§ SHORT EXERCISE: Repeat all the material exactly; pictures stay out of your copy.

§ SUPPLIED DATA:
◇ ◇ ◇ ◇ ◇

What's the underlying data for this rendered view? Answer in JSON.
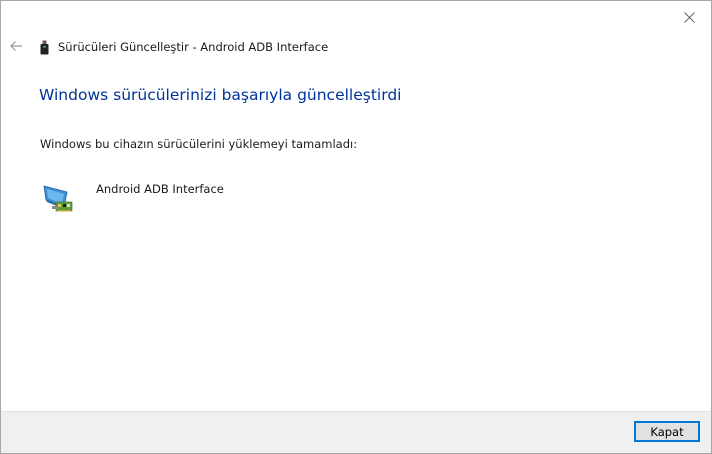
{
  "window": {
    "title": "Sürücüleri Güncelleştir - Android ADB Interface",
    "close_icon": "close-icon",
    "back_icon": "back-arrow-icon",
    "usb_icon": "usb-device-icon"
  },
  "main": {
    "headline": "Windows sürücülerinizi başarıyla güncelleştirdi",
    "subtext": "Windows bu cihazın sürücülerini yüklemeyi tamamladı:",
    "device": {
      "icon": "network-adapter-icon",
      "name": "Android ADB Interface"
    }
  },
  "footer": {
    "close_label": "Kapat"
  },
  "colors": {
    "headline": "#003399",
    "accent": "#0078d7",
    "footer_bg": "#f0f0f0"
  }
}
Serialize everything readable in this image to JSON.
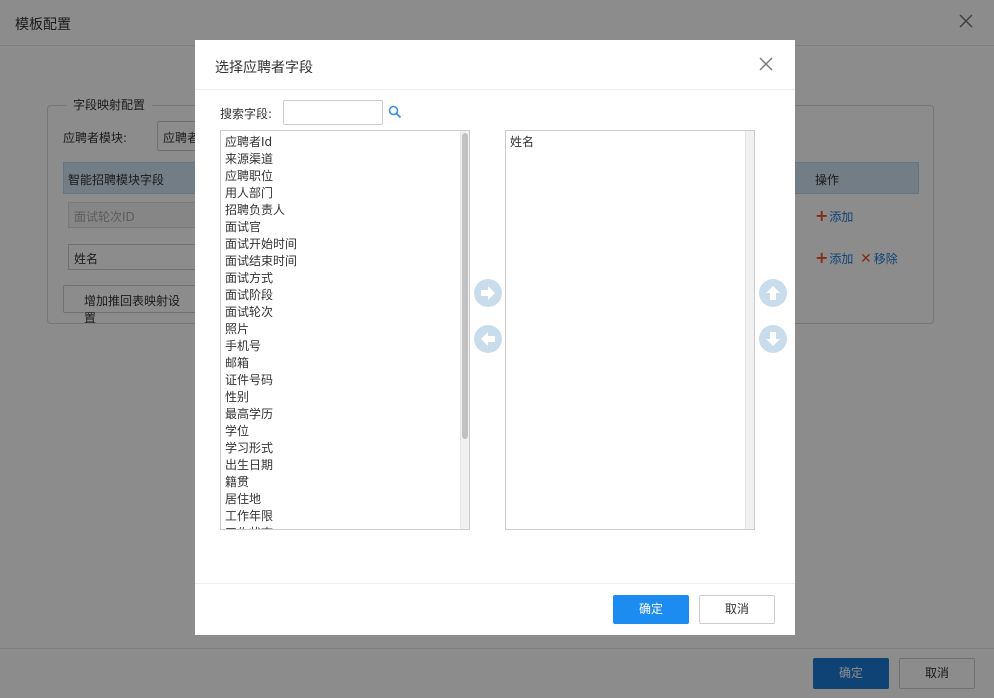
{
  "background": {
    "title": "模板配置",
    "legend": "字段映射配置",
    "module_label": "应聘者模块:",
    "module_value": "应聘者",
    "table_headers": [
      "智能招聘模块字段",
      "操作"
    ],
    "rows": [
      {
        "field": "面试轮次ID",
        "actions": [
          "添加"
        ]
      },
      {
        "field": "姓名",
        "actions": [
          "添加",
          "移除"
        ]
      }
    ],
    "add_row_button": "增加推回表映射设置",
    "ok": "确定",
    "cancel": "取消"
  },
  "modal": {
    "title": "选择应聘者字段",
    "search_label": "搜索字段:",
    "search_value": "",
    "available_fields": [
      "应聘者Id",
      "来源渠道",
      "应聘职位",
      "用人部门",
      "招聘负责人",
      "面试官",
      "面试开始时间",
      "面试结束时间",
      "面试方式",
      "面试阶段",
      "面试轮次",
      "照片",
      "手机号",
      "邮箱",
      "证件号码",
      "性别",
      "最高学历",
      "学位",
      "学习形式",
      "出生日期",
      "籍贯",
      "居住地",
      "工作年限",
      "工作状态"
    ],
    "selected_fields": [
      "姓名"
    ],
    "confirm": "确定",
    "cancel": "取消"
  },
  "colors": {
    "primary": "#1d8cf0",
    "circle_button": "#c9dcec",
    "overlay": "rgba(0,0,0,0.45)"
  },
  "icons": [
    "close-icon",
    "search-icon",
    "arrow-right-icon",
    "arrow-left-icon",
    "arrow-up-icon",
    "arrow-down-icon",
    "plus-icon",
    "x-icon"
  ]
}
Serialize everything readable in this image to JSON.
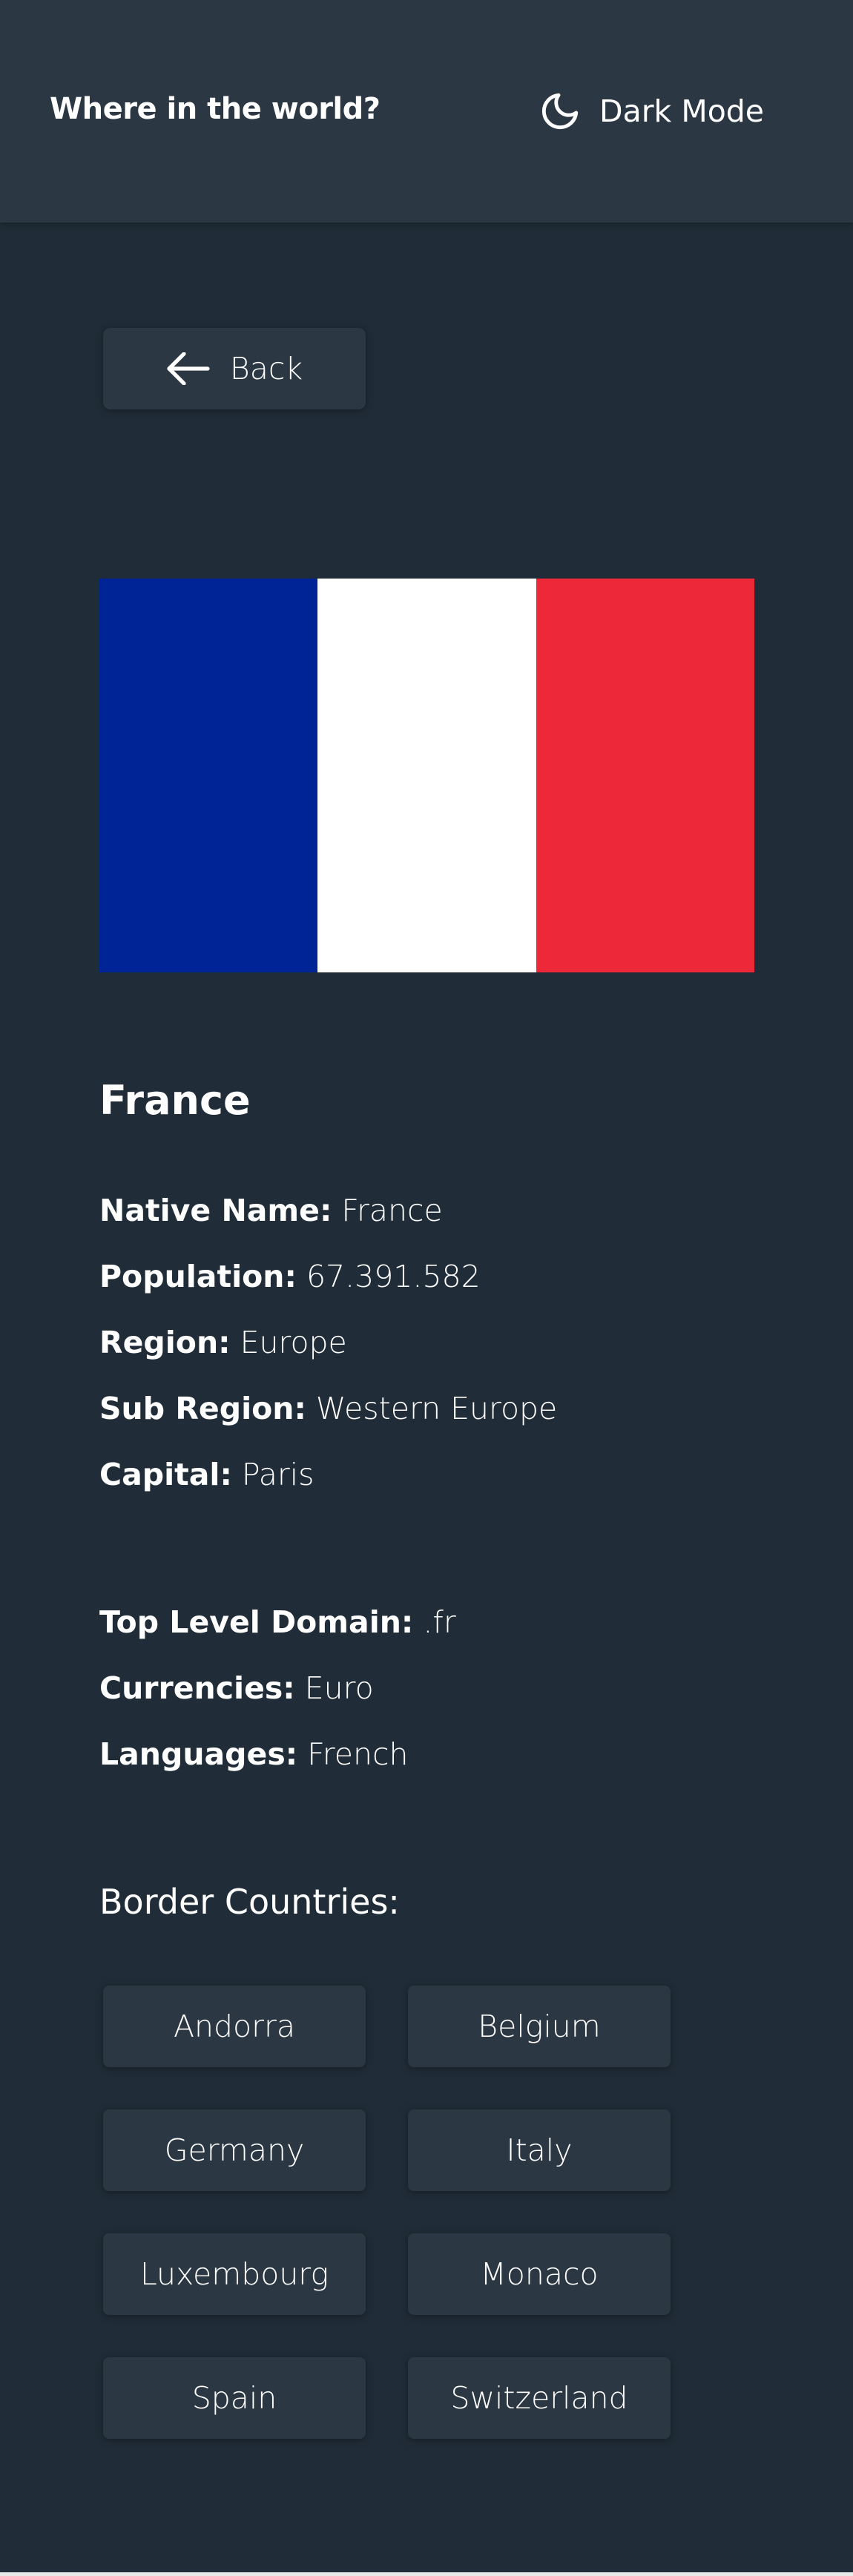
{
  "header": {
    "title": "Where in the world?",
    "theme_toggle_label": "Dark Mode",
    "theme_icon": "moon-icon"
  },
  "back_button": {
    "label": "Back",
    "icon": "arrow-left-icon"
  },
  "flag": {
    "stripes": [
      "#002395",
      "#ffffff",
      "#ed2939"
    ]
  },
  "country": {
    "name": "France",
    "details_primary": [
      {
        "label": "Native Name:",
        "value": "France"
      },
      {
        "label": "Population:",
        "value": "67.391.582"
      },
      {
        "label": "Region:",
        "value": "Europe"
      },
      {
        "label": "Sub Region:",
        "value": "Western Europe"
      },
      {
        "label": "Capital:",
        "value": "Paris"
      }
    ],
    "details_secondary": [
      {
        "label": "Top Level Domain:",
        "value": ".fr"
      },
      {
        "label": "Currencies:",
        "value": "Euro"
      },
      {
        "label": "Languages:",
        "value": "French"
      }
    ]
  },
  "border_countries": {
    "title": "Border Countries:",
    "items": [
      "Andorra",
      "Belgium",
      "Germany",
      "Italy",
      "Luxembourg",
      "Monaco",
      "Spain",
      "Switzerland"
    ]
  },
  "colors": {
    "background": "#202c37",
    "element": "#2b3743",
    "text": "#ffffff"
  }
}
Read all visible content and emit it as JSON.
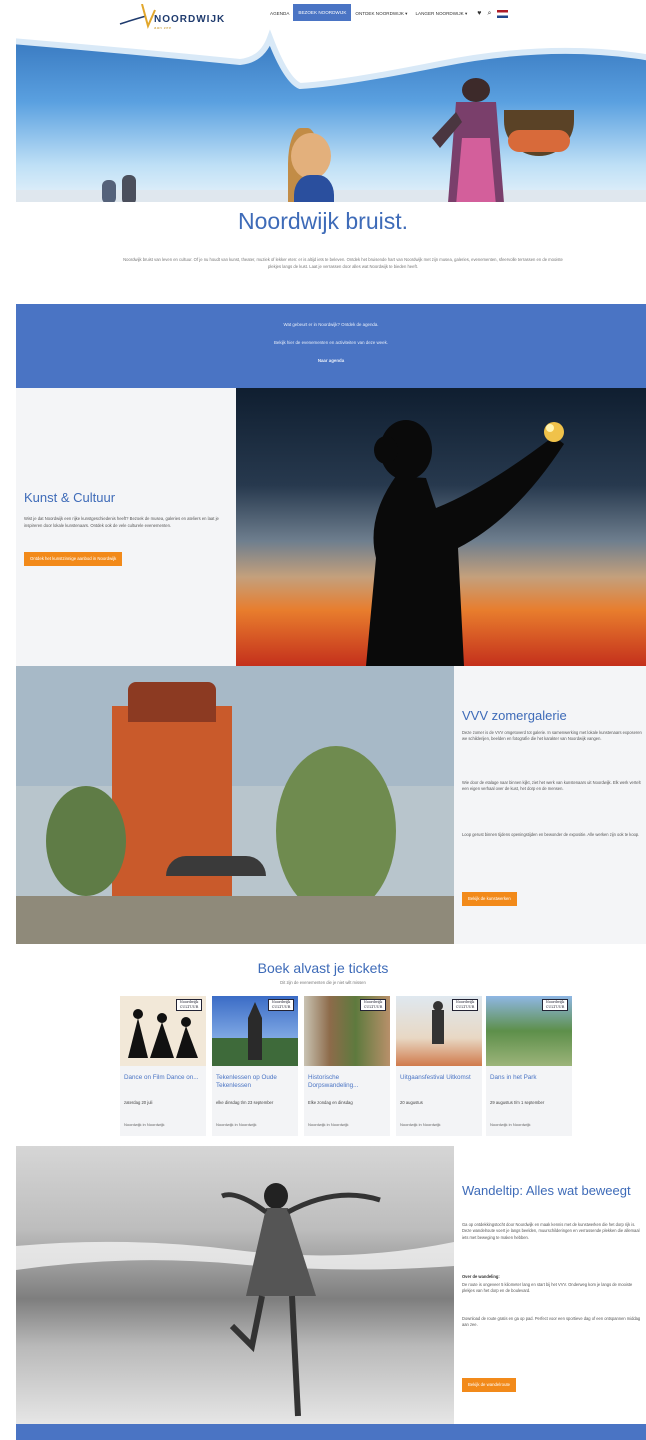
{
  "nav": {
    "logo_text": "NOORDWIJK",
    "logo_subtext": "aan zee",
    "items": [
      {
        "label": "AGENDA"
      },
      {
        "label": "BEZOEK NOORDWIJK"
      },
      {
        "label": "ONTDEK NOORDWIJK ▾"
      },
      {
        "label": "LANGER NOORDWIJK ▾"
      }
    ],
    "heart_icon": "♥",
    "search_icon": "⌕",
    "language": "NL"
  },
  "hero": {
    "headline": "Noordwijk bruist."
  },
  "intro": "Noordwijk bruist van leven en cultuur. Of je nu houdt van kunst, theater, muziek of lekker eten: er is altijd iets te beleven. Ontdek het bruisende hart van Noordwijk met zijn musea, galeries, evenementen, sfeervolle terrassen en de mooiste plekjes langs de kust. Laat je verrassen door alles wat Noordwijk te bieden heeft.",
  "band": {
    "line1": "Wat gebeurt er in Noordwijk? Ontdek de agenda.",
    "line2": "Bekijk hier de evenementen en activiteiten van deze week.",
    "link": "Naar agenda"
  },
  "kunst": {
    "title": "Kunst & Cultuur",
    "text": "Wist je dat Noordwijk een rijke kunstgeschiedenis heeft? Bezoek de musea, galeries en ateliers en laat je inspireren door lokale kunstenaars. Ontdek ook de vele culturele evenementen.",
    "button": "Ontdek het kunstzinnige aanbod in Noordwijk"
  },
  "vvv": {
    "title": "VVV zomergalerie",
    "p1": "Deze zomer is de VVV omgetoverd tot galerie. In samenwerking met lokale kunstenaars exposeren we schilderijen, beelden en fotografie die het karakter van Noordwijk vangen.",
    "p2": "Wie door de etalage naar binnen kijkt, ziet het werk van kunstenaars uit Noordwijk. Elk werk vertelt een eigen verhaal over de kust, het dorp en de mensen.",
    "p3": "Loop gerust binnen tijdens openingstijden en bewonder de expositie. Alle werken zijn ook te koop.",
    "button": "Bekijk de kunstwerken"
  },
  "tickets": {
    "title": "Boek alvast je tickets",
    "subtitle": "Dit zijn de evenementen die je niet wilt missen",
    "cards": [
      {
        "name": "Dance on Film Dance on...",
        "date": "zaterdag 20 juli",
        "location": "Noordwijk in Noordwijk",
        "tag": "Noordwijk CULTUUR"
      },
      {
        "name": "Tekenlessen op Oude Tekenlessen",
        "date": "elke dinsdag t/m 23 september",
        "location": "Noordwijk in Noordwijk",
        "tag": "Noordwijk CULTUUR"
      },
      {
        "name": "Historische Dorpswandeling...",
        "date": "Elke zondag en dinsdag",
        "location": "Noordwijk in Noordwijk",
        "tag": "Noordwijk CULTUUR"
      },
      {
        "name": "Uitgaansfestival Uitkomst",
        "date": "20 augustus",
        "location": "Noordwijk in Noordwijk",
        "tag": "Noordwijk CULTUUR"
      },
      {
        "name": "Dans in het Park",
        "date": "29 augustus t/m 1 september",
        "location": "Noordwijk in Noordwijk",
        "tag": "Noordwijk CULTUUR"
      }
    ]
  },
  "wandel": {
    "title": "Wandeltip: Alles wat beweegt",
    "p1": "Ga op ontdekkingstocht door Noordwijk en maak kennis met de kunstwerken die het dorp rijk is. Deze wandelroute voert je langs beelden, muurschilderingen en verrassende plekken die allemaal iets met beweging te maken hebben.",
    "sub": "Over de wandeling:",
    "p2": "De route is ongeveer 5 kilometer lang en start bij het VVV. Onderweg kom je langs de mooiste plekjes van het dorp en de boulevard.",
    "p3": "Download de route gratis en ga op pad. Perfect voor een sportieve dag of een ontspannen middag aan zee.",
    "button": "Bekijk de wandelroute"
  },
  "colors": {
    "accent_blue": "#4a74c4",
    "title_blue": "#3e6bb8",
    "button_orange": "#f28a1a"
  }
}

◇ ◇ ◇ ◇ ◇

§ RESULT OF THE TASK:
What's the underlying data for this rendered view? Answer in JSON.
{
  "window": {
    "title": "Sürücüleri Güncelleştir - Android ADB Interface",
    "close_icon": "close-icon",
    "back_icon": "back-arrow-icon",
    "usb_icon": "usb-device-icon"
  },
  "main": {
    "headline": "Windows sürücülerinizi başarıyla güncelleştirdi",
    "subtext": "Windows bu cihazın sürücülerini yüklemeyi tamamladı:",
    "device": {
      "icon": "network-adapter-icon",
      "name": "Android ADB Interface"
    }
  },
  "footer": {
    "close_label": "Kapat"
  },
  "colors": {
    "headline": "#003399",
    "accent": "#0078d7",
    "footer_bg": "#f0f0f0"
  }
}
Serialize everything readable in this image to JSON.
{
  "background": {
    "title": "模板配置",
    "legend": "字段映射配置",
    "module_label": "应聘者模块:",
    "module_value": "应聘者",
    "table_headers": [
      "智能招聘模块字段",
      "操作"
    ],
    "rows": [
      {
        "field": "面试轮次ID",
        "actions": [
          "添加"
        ]
      },
      {
        "field": "姓名",
        "actions": [
          "添加",
          "移除"
        ]
      }
    ],
    "add_row_button": "增加推回表映射设置",
    "ok": "确定",
    "cancel": "取消"
  },
  "modal": {
    "title": "选择应聘者字段",
    "search_label": "搜索字段:",
    "search_value": "",
    "available_fields": [
      "应聘者Id",
      "来源渠道",
      "应聘职位",
      "用人部门",
      "招聘负责人",
      "面试官",
      "面试开始时间",
      "面试结束时间",
      "面试方式",
      "面试阶段",
      "面试轮次",
      "照片",
      "手机号",
      "邮箱",
      "证件号码",
      "性别",
      "最高学历",
      "学位",
      "学习形式",
      "出生日期",
      "籍贯",
      "居住地",
      "工作年限",
      "工作状态"
    ],
    "selected_fields": [
      "姓名"
    ],
    "confirm": "确定",
    "cancel": "取消"
  },
  "colors": {
    "primary": "#1d8cf0",
    "circle_button": "#c9dcec",
    "overlay": "rgba(0,0,0,0.45)"
  },
  "icons": [
    "close-icon",
    "search-icon",
    "arrow-right-icon",
    "arrow-left-icon",
    "arrow-up-icon",
    "arrow-down-icon",
    "plus-icon",
    "x-icon"
  ]
}
Serialize everything readable in this image to JSON.
{
  "header": {
    "title": "Where in the world?",
    "theme_toggle_label": "Dark Mode",
    "theme_icon": "moon-icon"
  },
  "back_button": {
    "label": "Back",
    "icon": "arrow-left-icon"
  },
  "flag": {
    "stripes": [
      "#002395",
      "#ffffff",
      "#ed2939"
    ]
  },
  "country": {
    "name": "France",
    "details_primary": [
      {
        "label": "Native Name:",
        "value": "France"
      },
      {
        "label": "Population:",
        "value": "67.391.582"
      },
      {
        "label": "Region:",
        "value": "Europe"
      },
      {
        "label": "Sub Region:",
        "value": "Western Europe"
      },
      {
        "label": "Capital:",
        "value": "Paris"
      }
    ],
    "details_secondary": [
      {
        "label": "Top Level Domain:",
        "value": ".fr"
      },
      {
        "label": "Currencies:",
        "value": "Euro"
      },
      {
        "label": "Languages:",
        "value": "French"
      }
    ]
  },
  "border_countries": {
    "title": "Border Countries:",
    "items": [
      "Andorra",
      "Belgium",
      "Germany",
      "Italy",
      "Luxembourg",
      "Monaco",
      "Spain",
      "Switzerland"
    ]
  },
  "colors": {
    "background": "#202c37",
    "element": "#2b3743",
    "text": "#ffffff"
  }
}
Read all visible content and emit it as JSON.
{
  "nav": {
    "logo_text": "NOORDWIJK",
    "logo_subtext": "aan zee",
    "items": [
      {
        "label": "AGENDA"
      },
      {
        "label": "BEZOEK NOORDWIJK"
      },
      {
        "label": "ONTDEK NOORDWIJK ▾"
      },
      {
        "label": "LANGER NOORDWIJK ▾"
      }
    ],
    "heart_icon": "♥",
    "search_icon": "⌕",
    "language": "NL"
  },
  "hero": {
    "headline": "Noordwijk bruist."
  },
  "intro": "Noordwijk bruist van leven en cultuur. Of je nu houdt van kunst, theater, muziek of lekker eten: er is altijd iets te beleven. Ontdek het bruisende hart van Noordwijk met zijn musea, galeries, evenementen, sfeervolle terrassen en de mooiste plekjes langs de kust. Laat je verrassen door alles wat Noordwijk te bieden heeft.",
  "band": {
    "line1": "Wat gebeurt er in Noordwijk? Ontdek de agenda.",
    "line2": "Bekijk hier de evenementen en activiteiten van deze week.",
    "link": "Naar agenda"
  },
  "kunst": {
    "title": "Kunst & Cultuur",
    "text": "Wist je dat Noordwijk een rijke kunstgeschiedenis heeft? Bezoek de musea, galeries en ateliers en laat je inspireren door lokale kunstenaars. Ontdek ook de vele culturele evenementen.",
    "button": "Ontdek het kunstzinnige aanbod in Noordwijk"
  },
  "vvv": {
    "title": "VVV zomergalerie",
    "p1": "Deze zomer is de VVV omgetoverd tot galerie. In samenwerking met lokale kunstenaars exposeren we schilderijen, beelden en fotografie die het karakter van Noordwijk vangen.",
    "p2": "Wie door de etalage naar binnen kijkt, ziet het werk van kunstenaars uit Noordwijk. Elk werk vertelt een eigen verhaal over de kust, het dorp en de mensen.",
    "p3": "Loop gerust binnen tijdens openingstijden en bewonder de expositie. Alle werken zijn ook te koop.",
    "button": "Bekijk de kunstwerken"
  },
  "tickets": {
    "title": "Boek alvast je tickets",
    "subtitle": "Dit zijn de evenementen die je niet wilt missen",
    "cards": [
      {
        "name": "Dance on Film Dance on...",
        "date": "zaterdag 20 juli",
        "location": "Noordwijk in Noordwijk",
        "tag": "Noordwijk CULTUUR"
      },
      {
        "name": "Tekenlessen op Oude Tekenlessen",
        "date": "elke dinsdag t/m 23 september",
        "location": "Noordwijk in Noordwijk",
        "tag": "Noordwijk CULTUUR"
      },
      {
        "name": "Historische Dorpswandeling...",
        "date": "Elke zondag en dinsdag",
        "location": "Noordwijk in Noordwijk",
        "tag": "Noordwijk CULTUUR"
      },
      {
        "name": "Uitgaansfestival Uitkomst",
        "date": "20 augustus",
        "location": "Noordwijk in Noordwijk",
        "tag": "Noordwijk CULTUUR"
      },
      {
        "name": "Dans in het Park",
        "date": "29 augustus t/m 1 september",
        "location": "Noordwijk in Noordwijk",
        "tag": "Noordwijk CULTUUR"
      }
    ]
  },
  "wandel": {
    "title": "Wandeltip: Alles wat beweegt",
    "p1": "Ga op ontdekkingstocht door Noordwijk en maak kennis met de kunstwerken die het dorp rijk is. Deze wandelroute voert je langs beelden, muurschilderingen en verrassende plekken die allemaal iets met beweging te maken hebben.",
    "sub": "Over de wandeling:",
    "p2": "De route is ongeveer 5 kilometer lang en start bij het VVV. Onderweg kom je langs de mooiste plekjes van het dorp en de boulevard.",
    "p3": "Download de route gratis en ga op pad. Perfect voor een sportieve dag of een ontspannen middag aan zee.",
    "button": "Bekijk de wandelroute"
  },
  "colors": {
    "accent_blue": "#4a74c4",
    "title_blue": "#3e6bb8",
    "button_orange": "#f28a1a"
  }
}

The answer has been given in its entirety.